Go through the listing and copy every line word for word.

[Dataset excerpt]
----------------
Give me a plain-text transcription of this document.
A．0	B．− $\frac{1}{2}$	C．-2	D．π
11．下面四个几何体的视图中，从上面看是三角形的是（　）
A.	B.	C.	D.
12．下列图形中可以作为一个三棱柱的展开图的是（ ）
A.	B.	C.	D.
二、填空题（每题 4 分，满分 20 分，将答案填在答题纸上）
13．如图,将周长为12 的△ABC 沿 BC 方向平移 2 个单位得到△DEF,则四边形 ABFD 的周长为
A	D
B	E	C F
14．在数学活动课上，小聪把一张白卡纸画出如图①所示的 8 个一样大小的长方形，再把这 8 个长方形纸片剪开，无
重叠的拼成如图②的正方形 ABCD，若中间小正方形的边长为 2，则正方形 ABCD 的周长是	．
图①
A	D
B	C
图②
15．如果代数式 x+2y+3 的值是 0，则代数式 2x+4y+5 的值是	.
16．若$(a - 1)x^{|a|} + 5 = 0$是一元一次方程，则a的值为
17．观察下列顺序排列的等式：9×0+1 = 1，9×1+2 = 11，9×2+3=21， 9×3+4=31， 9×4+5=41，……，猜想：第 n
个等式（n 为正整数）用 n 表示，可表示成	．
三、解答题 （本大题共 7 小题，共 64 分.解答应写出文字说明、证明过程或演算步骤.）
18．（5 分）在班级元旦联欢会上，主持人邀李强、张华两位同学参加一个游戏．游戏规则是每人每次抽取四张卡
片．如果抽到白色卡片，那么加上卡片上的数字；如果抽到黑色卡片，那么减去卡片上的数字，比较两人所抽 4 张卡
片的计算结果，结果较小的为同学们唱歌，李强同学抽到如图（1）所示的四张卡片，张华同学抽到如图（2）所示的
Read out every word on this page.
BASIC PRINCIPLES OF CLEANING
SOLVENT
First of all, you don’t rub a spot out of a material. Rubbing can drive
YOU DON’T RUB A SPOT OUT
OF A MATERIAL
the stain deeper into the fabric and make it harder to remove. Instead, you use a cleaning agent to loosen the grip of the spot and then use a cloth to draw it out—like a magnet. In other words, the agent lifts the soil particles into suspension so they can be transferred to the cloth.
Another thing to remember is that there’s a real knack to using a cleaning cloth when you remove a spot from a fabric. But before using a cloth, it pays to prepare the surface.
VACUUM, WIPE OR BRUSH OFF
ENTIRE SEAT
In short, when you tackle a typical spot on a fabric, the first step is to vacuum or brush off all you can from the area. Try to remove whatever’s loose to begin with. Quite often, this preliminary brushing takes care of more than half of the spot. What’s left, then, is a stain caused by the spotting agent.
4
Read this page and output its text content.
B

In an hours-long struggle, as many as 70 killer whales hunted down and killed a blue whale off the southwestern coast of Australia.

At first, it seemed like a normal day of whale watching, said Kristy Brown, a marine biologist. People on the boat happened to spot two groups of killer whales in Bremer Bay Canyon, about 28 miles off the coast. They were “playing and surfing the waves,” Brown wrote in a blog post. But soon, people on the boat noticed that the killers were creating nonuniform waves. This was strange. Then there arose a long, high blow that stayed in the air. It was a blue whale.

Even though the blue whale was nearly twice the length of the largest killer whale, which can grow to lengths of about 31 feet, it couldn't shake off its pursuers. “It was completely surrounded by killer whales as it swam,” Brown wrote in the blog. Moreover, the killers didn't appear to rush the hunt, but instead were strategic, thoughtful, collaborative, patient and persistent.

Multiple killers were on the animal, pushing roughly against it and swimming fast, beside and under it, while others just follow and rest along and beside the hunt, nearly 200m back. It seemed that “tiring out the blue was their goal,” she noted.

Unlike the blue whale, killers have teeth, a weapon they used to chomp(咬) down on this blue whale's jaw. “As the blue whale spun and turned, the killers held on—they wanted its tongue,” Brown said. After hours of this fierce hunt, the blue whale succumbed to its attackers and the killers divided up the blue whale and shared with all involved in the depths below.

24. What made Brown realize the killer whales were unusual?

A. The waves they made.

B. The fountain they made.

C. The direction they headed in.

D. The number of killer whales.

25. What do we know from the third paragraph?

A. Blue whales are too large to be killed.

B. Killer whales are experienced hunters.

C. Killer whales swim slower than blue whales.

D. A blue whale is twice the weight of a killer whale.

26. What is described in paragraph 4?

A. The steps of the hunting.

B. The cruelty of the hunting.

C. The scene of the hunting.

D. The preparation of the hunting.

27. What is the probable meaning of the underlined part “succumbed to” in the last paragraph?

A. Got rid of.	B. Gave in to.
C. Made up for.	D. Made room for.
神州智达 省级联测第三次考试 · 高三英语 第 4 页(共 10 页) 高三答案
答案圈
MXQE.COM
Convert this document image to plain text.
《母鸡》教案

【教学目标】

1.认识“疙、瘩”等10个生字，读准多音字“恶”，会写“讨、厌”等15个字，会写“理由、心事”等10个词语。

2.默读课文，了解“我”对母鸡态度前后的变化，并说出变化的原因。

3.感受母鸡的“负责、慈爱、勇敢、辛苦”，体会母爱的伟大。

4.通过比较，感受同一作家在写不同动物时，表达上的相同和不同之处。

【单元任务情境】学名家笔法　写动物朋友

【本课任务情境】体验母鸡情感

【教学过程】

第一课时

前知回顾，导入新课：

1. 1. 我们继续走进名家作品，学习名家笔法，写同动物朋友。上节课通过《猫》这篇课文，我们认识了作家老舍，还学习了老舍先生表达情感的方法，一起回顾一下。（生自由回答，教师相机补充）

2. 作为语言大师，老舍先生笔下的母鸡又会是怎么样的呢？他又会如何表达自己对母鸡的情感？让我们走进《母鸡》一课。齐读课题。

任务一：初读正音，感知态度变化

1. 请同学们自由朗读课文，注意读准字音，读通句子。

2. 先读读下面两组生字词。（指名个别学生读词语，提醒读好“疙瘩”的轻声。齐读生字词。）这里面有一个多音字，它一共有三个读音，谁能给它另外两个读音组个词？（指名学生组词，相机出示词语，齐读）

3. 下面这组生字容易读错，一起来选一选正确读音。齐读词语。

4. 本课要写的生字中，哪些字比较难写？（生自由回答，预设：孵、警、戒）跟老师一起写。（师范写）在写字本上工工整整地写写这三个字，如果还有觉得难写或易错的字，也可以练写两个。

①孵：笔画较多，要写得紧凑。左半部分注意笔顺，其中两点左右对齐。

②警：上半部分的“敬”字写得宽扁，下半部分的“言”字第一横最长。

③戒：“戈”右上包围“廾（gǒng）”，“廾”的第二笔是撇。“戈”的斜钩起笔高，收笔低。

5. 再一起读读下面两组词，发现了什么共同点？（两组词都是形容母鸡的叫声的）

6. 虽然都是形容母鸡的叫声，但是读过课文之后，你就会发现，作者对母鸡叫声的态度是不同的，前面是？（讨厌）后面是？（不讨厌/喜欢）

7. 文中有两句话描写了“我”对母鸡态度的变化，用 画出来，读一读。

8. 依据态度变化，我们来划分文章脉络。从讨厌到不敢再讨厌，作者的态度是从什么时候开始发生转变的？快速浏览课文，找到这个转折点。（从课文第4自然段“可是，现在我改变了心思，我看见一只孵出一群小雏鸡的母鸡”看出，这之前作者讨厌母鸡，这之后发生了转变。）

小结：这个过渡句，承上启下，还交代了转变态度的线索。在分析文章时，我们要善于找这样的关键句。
----------------
### Expected output
Give me a plain-text transcription of this document.
A．0	B．− $\frac{1}{2}$	C．-2	D．π
11．下面四个几何体的视图中，从上面看是三角形的是（　）
A.	B.	C.	D.
12．下列图形中可以作为一个三棱柱的展开图的是（ ）
A.	B.	C.	D.
二、填空题（每题 4 分，满分 20 分，将答案填在答题纸上）
13．如图,将周长为12 的△ABC 沿 BC 方向平移 2 个单位得到△DEF,则四边形 ABFD 的周长为
A	D
B	E	C F
14．在数学活动课上，小聪把一张白卡纸画出如图①所示的 8 个一样大小的长方形，再把这 8 个长方形纸片剪开，无
重叠的拼成如图②的正方形 ABCD，若中间小正方形的边长为 2，则正方形 ABCD 的周长是	．
图①
A	D
B	C
图②
15．如果代数式 x+2y+3 的值是 0，则代数式 2x+4y+5 的值是	.
16．若$(a - 1)x^{|a|} + 5 = 0$是一元一次方程，则a的值为
17．观察下列顺序排列的等式：9×0+1 = 1，9×1+2 = 11，9×2+3=21， 9×3+4=31， 9×4+5=41，……，猜想：第 n
个等式（n 为正整数）用 n 表示，可表示成	．
三、解答题 （本大题共 7 小题，共 64 分.解答应写出文字说明、证明过程或演算步骤.）
18．（5 分）在班级元旦联欢会上，主持人邀李强、张华两位同学参加一个游戏．游戏规则是每人每次抽取四张卡
片．如果抽到白色卡片，那么加上卡片上的数字；如果抽到黑色卡片，那么减去卡片上的数字，比较两人所抽 4 张卡
片的计算结果，结果较小的为同学们唱歌，李强同学抽到如图（1）所示的四张卡片，张华同学抽到如图（2）所示的
Read out every word on this page.
BASIC PRINCIPLES OF CLEANING
SOLVENT
First of all, you don’t rub a spot out of a material. Rubbing can drive
YOU DON’T RUB A SPOT OUT
OF A MATERIAL
the stain deeper into the fabric and make it harder to remove. Instead, you use a cleaning agent to loosen the grip of the spot and then use a cloth to draw it out—like a magnet. In other words, the agent lifts the soil particles into suspension so they can be transferred to the cloth.
Another thing to remember is that there’s a real knack to using a cleaning cloth when you remove a spot from a fabric. But before using a cloth, it pays to prepare the surface.
VACUUM, WIPE OR BRUSH OFF
ENTIRE SEAT
In short, when you tackle a typical spot on a fabric, the first step is to vacuum or brush off all you can from the area. Try to remove whatever’s loose to begin with. Quite often, this preliminary brushing takes care of more than half of the spot. What’s left, then, is a stain caused by the spotting agent.
4
Read this page and output its text content.
B

In an hours-long struggle, as many as 70 killer whales hunted down and killed a blue whale off the southwestern coast of Australia.

At first, it seemed like a normal day of whale watching, said Kristy Brown, a marine biologist. People on the boat happened to spot two groups of killer whales in Bremer Bay Canyon, about 28 miles off the coast. They were “playing and surfing the waves,” Brown wrote in a blog post. But soon, people on the boat noticed that the killers were creating nonuniform waves. This was strange. Then there arose a long, high blow that stayed in the air. It was a blue whale.

Even though the blue whale was nearly twice the length of the largest killer whale, which can grow to lengths of about 31 feet, it couldn't shake off its pursuers. “It was completely surrounded by killer whales as it swam,” Brown wrote in the blog. Moreover, the killers didn't appear to rush the hunt, but instead were strategic, thoughtful, collaborative, patient and persistent.

Multiple killers were on the animal, pushing roughly against it and swimming fast, beside and under it, while others just follow and rest along and beside the hunt, nearly 200m back. It seemed that “tiring out the blue was their goal,” she noted.

Unlike the blue whale, killers have teeth, a weapon they used to chomp(咬) down on this blue whale's jaw. “As the blue whale spun and turned, the killers held on—they wanted its tongue,” Brown said. After hours of this fierce hunt, the blue whale succumbed to its attackers and the killers divided up the blue whale and shared with all involved in the depths below.

24. What made Brown realize the killer whales were unusual?

A. The waves they made.

B. The fountain they made.

C. The direction they headed in.

D. The number of killer whales.

25. What do we know from the third paragraph?

A. Blue whales are too large to be killed.

B. Killer whales are experienced hunters.

C. Killer whales swim slower than blue whales.

D. A blue whale is twice the weight of a killer whale.

26. What is described in paragraph 4?

A. The steps of the hunting.

B. The cruelty of the hunting.

C. The scene of the hunting.

D. The preparation of the hunting.

27. What is the probable meaning of the underlined part “succumbed to” in the last paragraph?

A. Got rid of.	B. Gave in to.
C. Made up for.	D. Made room for.
神州智达 省级联测第三次考试 · 高三英语 第 4 页(共 10 页) 高三答案
答案圈
MXQE.COM
Convert this document image to plain text.
《母鸡》教案

【教学目标】

1.认识“疙、瘩”等10个生字，读准多音字“恶”，会写“讨、厌”等15个字，会写“理由、心事”等10个词语。

2.默读课文，了解“我”对母鸡态度前后的变化，并说出变化的原因。

3.感受母鸡的“负责、慈爱、勇敢、辛苦”，体会母爱的伟大。

4.通过比较，感受同一作家在写不同动物时，表达上的相同和不同之处。

【单元任务情境】学名家笔法　写动物朋友

【本课任务情境】体验母鸡情感

【教学过程】

第一课时

前知回顾，导入新课：

1. 1. 我们继续走进名家作品，学习名家笔法，写同动物朋友。上节课通过《猫》这篇课文，我们认识了作家老舍，还学习了老舍先生表达情感的方法，一起回顾一下。（生自由回答，教师相机补充）

2. 作为语言大师，老舍先生笔下的母鸡又会是怎么样的呢？他又会如何表达自己对母鸡的情感？让我们走进《母鸡》一课。齐读课题。

任务一：初读正音，感知态度变化

1. 请同学们自由朗读课文，注意读准字音，读通句子。

2. 先读读下面两组生字词。（指名个别学生读词语，提醒读好“疙瘩”的轻声。齐读生字词。）这里面有一个多音字，它一共有三个读音，谁能给它另外两个读音组个词？（指名学生组词，相机出示词语，齐读）

3. 下面这组生字容易读错，一起来选一选正确读音。齐读词语。

4. 本课要写的生字中，哪些字比较难写？（生自由回答，预设：孵、警、戒）跟老师一起写。（师范写）在写字本上工工整整地写写这三个字，如果还有觉得难写或易错的字，也可以练写两个。

①孵：笔画较多，要写得紧凑。左半部分注意笔顺，其中两点左右对齐。

②警：上半部分的“敬”字写得宽扁，下半部分的“言”字第一横最长。

③戒：“戈”右上包围“廾（gǒng）”，“廾”的第二笔是撇。“戈”的斜钩起笔高，收笔低。

5. 再一起读读下面两组词，发现了什么共同点？（两组词都是形容母鸡的叫声的）

6. 虽然都是形容母鸡的叫声，但是读过课文之后，你就会发现，作者对母鸡叫声的态度是不同的，前面是？（讨厌）后面是？（不讨厌/喜欢）

7. 文中有两句话描写了“我”对母鸡态度的变化，用 画出来，读一读。

8. 依据态度变化，我们来划分文章脉络。从讨厌到不敢再讨厌，作者的态度是从什么时候开始发生转变的？快速浏览课文，找到这个转折点。（从课文第4自然段“可是，现在我改变了心思，我看见一只孵出一群小雏鸡的母鸡”看出，这之前作者讨厌母鸡，这之后发生了转变。）

小结：这个过渡句，承上启下，还交代了转变态度的线索。在分析文章时，我们要善于找这样的关键句。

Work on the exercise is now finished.